[EXERCISE BRIEF]: Transcribe the material word for word, but without the images.

(Collected data entries)
>> Begin
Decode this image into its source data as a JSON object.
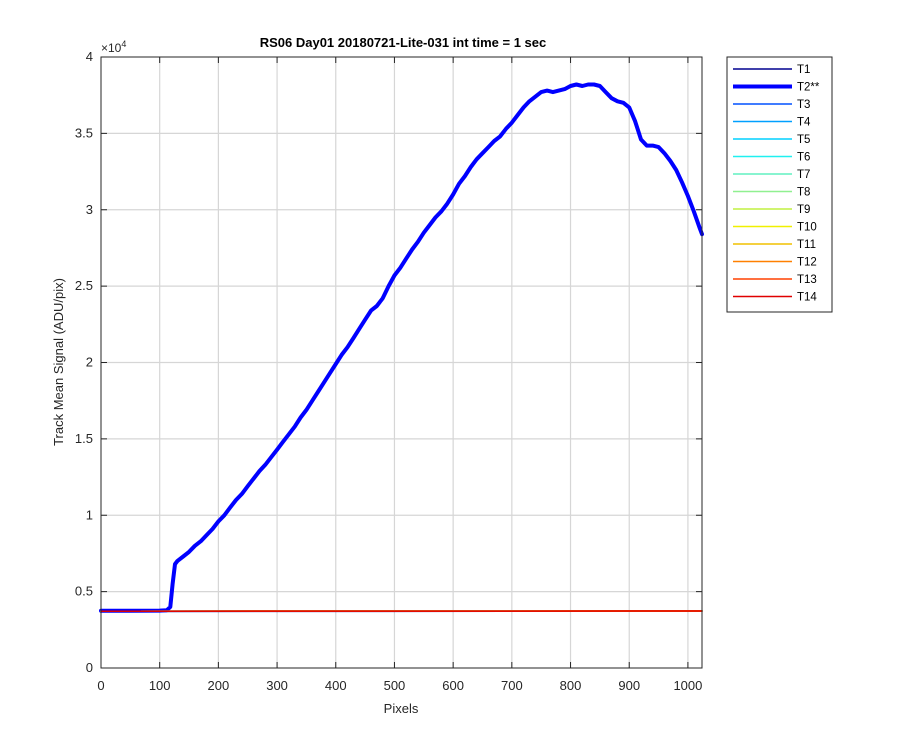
{
  "chart_data": {
    "type": "line",
    "title": "RS06 Day01 20180721-Lite-031 int time = 1 sec",
    "xlabel": "Pixels",
    "ylabel": "Track Mean Signal (ADU/pix)",
    "y_exponent_label": "×10",
    "y_exponent_power": "4",
    "xlim": [
      0,
      1024
    ],
    "ylim": [
      0,
      40000
    ],
    "xticks": [
      0,
      100,
      200,
      300,
      400,
      500,
      600,
      700,
      800,
      900,
      1000
    ],
    "xtick_labels": [
      "0",
      "100",
      "200",
      "300",
      "400",
      "500",
      "600",
      "700",
      "800",
      "900",
      "1000"
    ],
    "yticks": [
      0,
      5000,
      10000,
      15000,
      20000,
      25000,
      30000,
      35000,
      40000
    ],
    "ytick_labels": [
      "0",
      "0.5",
      "1",
      "1.5",
      "2",
      "2.5",
      "3",
      "3.5",
      "4"
    ],
    "grid": true,
    "legend_position": "outside-right-top",
    "series": [
      {
        "name": "T1",
        "color": "#00008f",
        "width": 1.5,
        "x": [
          0,
          1024
        ],
        "y": [
          3700,
          3720
        ]
      },
      {
        "name": "T2**",
        "color": "#0000ff",
        "width": 4,
        "x": [
          0,
          50,
          100,
          112,
          118,
          122,
          126,
          130,
          140,
          150,
          160,
          170,
          180,
          190,
          200,
          210,
          220,
          230,
          240,
          250,
          260,
          270,
          280,
          290,
          300,
          310,
          320,
          330,
          340,
          350,
          360,
          370,
          380,
          390,
          400,
          410,
          420,
          430,
          440,
          450,
          460,
          470,
          480,
          490,
          500,
          510,
          520,
          530,
          540,
          550,
          560,
          570,
          580,
          590,
          600,
          610,
          620,
          630,
          640,
          650,
          660,
          670,
          680,
          690,
          700,
          710,
          720,
          730,
          740,
          750,
          760,
          770,
          780,
          790,
          800,
          810,
          820,
          830,
          840,
          850,
          860,
          870,
          880,
          890,
          900,
          910,
          920,
          930,
          940,
          950,
          960,
          970,
          980,
          990,
          1000,
          1010,
          1020,
          1024
        ],
        "y": [
          3750,
          3750,
          3760,
          3780,
          4000,
          5500,
          6800,
          7000,
          7300,
          7600,
          8000,
          8300,
          8700,
          9100,
          9600,
          10000,
          10500,
          11000,
          11400,
          11900,
          12400,
          12900,
          13300,
          13800,
          14300,
          14800,
          15300,
          15800,
          16400,
          16900,
          17500,
          18100,
          18700,
          19300,
          19900,
          20500,
          21000,
          21600,
          22200,
          22800,
          23400,
          23700,
          24200,
          25000,
          25700,
          26200,
          26800,
          27400,
          27900,
          28500,
          29000,
          29500,
          29900,
          30400,
          31000,
          31700,
          32200,
          32800,
          33300,
          33700,
          34100,
          34500,
          34800,
          35300,
          35700,
          36200,
          36700,
          37100,
          37400,
          37700,
          37800,
          37700,
          37800,
          37900,
          38100,
          38200,
          38100,
          38200,
          38200,
          38100,
          37700,
          37300,
          37100,
          37000,
          36700,
          35800,
          34600,
          34200,
          34200,
          34100,
          33700,
          33200,
          32600,
          31800,
          30900,
          29900,
          28800,
          28400
        ]
      },
      {
        "name": "T3",
        "color": "#0050ff",
        "width": 1.5,
        "x": [
          0,
          1024
        ],
        "y": [
          3720,
          3730
        ]
      },
      {
        "name": "T4",
        "color": "#00a0ff",
        "width": 1.5,
        "x": [
          0,
          1024
        ],
        "y": [
          3720,
          3730
        ]
      },
      {
        "name": "T5",
        "color": "#00d0ff",
        "width": 1.5,
        "x": [
          0,
          1024
        ],
        "y": [
          3720,
          3730
        ]
      },
      {
        "name": "T6",
        "color": "#20f0f0",
        "width": 1.5,
        "x": [
          0,
          1024
        ],
        "y": [
          3720,
          3730
        ]
      },
      {
        "name": "T7",
        "color": "#60f0c0",
        "width": 1.5,
        "x": [
          0,
          1024
        ],
        "y": [
          3720,
          3730
        ]
      },
      {
        "name": "T8",
        "color": "#90f090",
        "width": 1.5,
        "x": [
          0,
          1024
        ],
        "y": [
          3720,
          3730
        ]
      },
      {
        "name": "T9",
        "color": "#c0f040",
        "width": 1.5,
        "x": [
          0,
          1024
        ],
        "y": [
          3720,
          3730
        ]
      },
      {
        "name": "T10",
        "color": "#f0f000",
        "width": 1.5,
        "x": [
          0,
          1024
        ],
        "y": [
          3720,
          3730
        ]
      },
      {
        "name": "T11",
        "color": "#f0c000",
        "width": 1.5,
        "x": [
          0,
          1024
        ],
        "y": [
          3720,
          3730
        ]
      },
      {
        "name": "T12",
        "color": "#ff8000",
        "width": 1.5,
        "x": [
          0,
          1024
        ],
        "y": [
          3720,
          3730
        ]
      },
      {
        "name": "T13",
        "color": "#ff4000",
        "width": 1.5,
        "x": [
          0,
          1024
        ],
        "y": [
          3720,
          3730
        ]
      },
      {
        "name": "T14",
        "color": "#e00000",
        "width": 1.5,
        "x": [
          0,
          1024
        ],
        "y": [
          3720,
          3730
        ]
      }
    ]
  }
}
>> End
[WRITTEN ANSWER]:
Decode this image into its source data as a JSON object.
{
  "chart_data": {
    "type": "line",
    "title": "RS06 Day01 20180721-Lite-031 int time = 1 sec",
    "xlabel": "Pixels",
    "ylabel": "Track Mean Signal (ADU/pix)",
    "y_exponent_label": "×10",
    "y_exponent_power": "4",
    "xlim": [
      0,
      1024
    ],
    "ylim": [
      0,
      40000
    ],
    "xticks": [
      0,
      100,
      200,
      300,
      400,
      500,
      600,
      700,
      800,
      900,
      1000
    ],
    "xtick_labels": [
      "0",
      "100",
      "200",
      "300",
      "400",
      "500",
      "600",
      "700",
      "800",
      "900",
      "1000"
    ],
    "yticks": [
      0,
      5000,
      10000,
      15000,
      20000,
      25000,
      30000,
      35000,
      40000
    ],
    "ytick_labels": [
      "0",
      "0.5",
      "1",
      "1.5",
      "2",
      "2.5",
      "3",
      "3.5",
      "4"
    ],
    "grid": true,
    "legend_position": "outside-right-top",
    "series": [
      {
        "name": "T1",
        "color": "#00008f",
        "width": 1.5,
        "x": [
          0,
          1024
        ],
        "y": [
          3700,
          3720
        ]
      },
      {
        "name": "T2**",
        "color": "#0000ff",
        "width": 4,
        "x": [
          0,
          50,
          100,
          112,
          118,
          122,
          126,
          130,
          140,
          150,
          160,
          170,
          180,
          190,
          200,
          210,
          220,
          230,
          240,
          250,
          260,
          270,
          280,
          290,
          300,
          310,
          320,
          330,
          340,
          350,
          360,
          370,
          380,
          390,
          400,
          410,
          420,
          430,
          440,
          450,
          460,
          470,
          480,
          490,
          500,
          510,
          520,
          530,
          540,
          550,
          560,
          570,
          580,
          590,
          600,
          610,
          620,
          630,
          640,
          650,
          660,
          670,
          680,
          690,
          700,
          710,
          720,
          730,
          740,
          750,
          760,
          770,
          780,
          790,
          800,
          810,
          820,
          830,
          840,
          850,
          860,
          870,
          880,
          890,
          900,
          910,
          920,
          930,
          940,
          950,
          960,
          970,
          980,
          990,
          1000,
          1010,
          1020,
          1024
        ],
        "y": [
          3750,
          3750,
          3760,
          3780,
          4000,
          5500,
          6800,
          7000,
          7300,
          7600,
          8000,
          8300,
          8700,
          9100,
          9600,
          10000,
          10500,
          11000,
          11400,
          11900,
          12400,
          12900,
          13300,
          13800,
          14300,
          14800,
          15300,
          15800,
          16400,
          16900,
          17500,
          18100,
          18700,
          19300,
          19900,
          20500,
          21000,
          21600,
          22200,
          22800,
          23400,
          23700,
          24200,
          25000,
          25700,
          26200,
          26800,
          27400,
          27900,
          28500,
          29000,
          29500,
          29900,
          30400,
          31000,
          31700,
          32200,
          32800,
          33300,
          33700,
          34100,
          34500,
          34800,
          35300,
          35700,
          36200,
          36700,
          37100,
          37400,
          37700,
          37800,
          37700,
          37800,
          37900,
          38100,
          38200,
          38100,
          38200,
          38200,
          38100,
          37700,
          37300,
          37100,
          37000,
          36700,
          35800,
          34600,
          34200,
          34200,
          34100,
          33700,
          33200,
          32600,
          31800,
          30900,
          29900,
          28800,
          28400
        ]
      },
      {
        "name": "T3",
        "color": "#0050ff",
        "width": 1.5,
        "x": [
          0,
          1024
        ],
        "y": [
          3720,
          3730
        ]
      },
      {
        "name": "T4",
        "color": "#00a0ff",
        "width": 1.5,
        "x": [
          0,
          1024
        ],
        "y": [
          3720,
          3730
        ]
      },
      {
        "name": "T5",
        "color": "#00d0ff",
        "width": 1.5,
        "x": [
          0,
          1024
        ],
        "y": [
          3720,
          3730
        ]
      },
      {
        "name": "T6",
        "color": "#20f0f0",
        "width": 1.5,
        "x": [
          0,
          1024
        ],
        "y": [
          3720,
          3730
        ]
      },
      {
        "name": "T7",
        "color": "#60f0c0",
        "width": 1.5,
        "x": [
          0,
          1024
        ],
        "y": [
          3720,
          3730
        ]
      },
      {
        "name": "T8",
        "color": "#90f090",
        "width": 1.5,
        "x": [
          0,
          1024
        ],
        "y": [
          3720,
          3730
        ]
      },
      {
        "name": "T9",
        "color": "#c0f040",
        "width": 1.5,
        "x": [
          0,
          1024
        ],
        "y": [
          3720,
          3730
        ]
      },
      {
        "name": "T10",
        "color": "#f0f000",
        "width": 1.5,
        "x": [
          0,
          1024
        ],
        "y": [
          3720,
          3730
        ]
      },
      {
        "name": "T11",
        "color": "#f0c000",
        "width": 1.5,
        "x": [
          0,
          1024
        ],
        "y": [
          3720,
          3730
        ]
      },
      {
        "name": "T12",
        "color": "#ff8000",
        "width": 1.5,
        "x": [
          0,
          1024
        ],
        "y": [
          3720,
          3730
        ]
      },
      {
        "name": "T13",
        "color": "#ff4000",
        "width": 1.5,
        "x": [
          0,
          1024
        ],
        "y": [
          3720,
          3730
        ]
      },
      {
        "name": "T14",
        "color": "#e00000",
        "width": 1.5,
        "x": [
          0,
          1024
        ],
        "y": [
          3720,
          3730
        ]
      }
    ]
  }
}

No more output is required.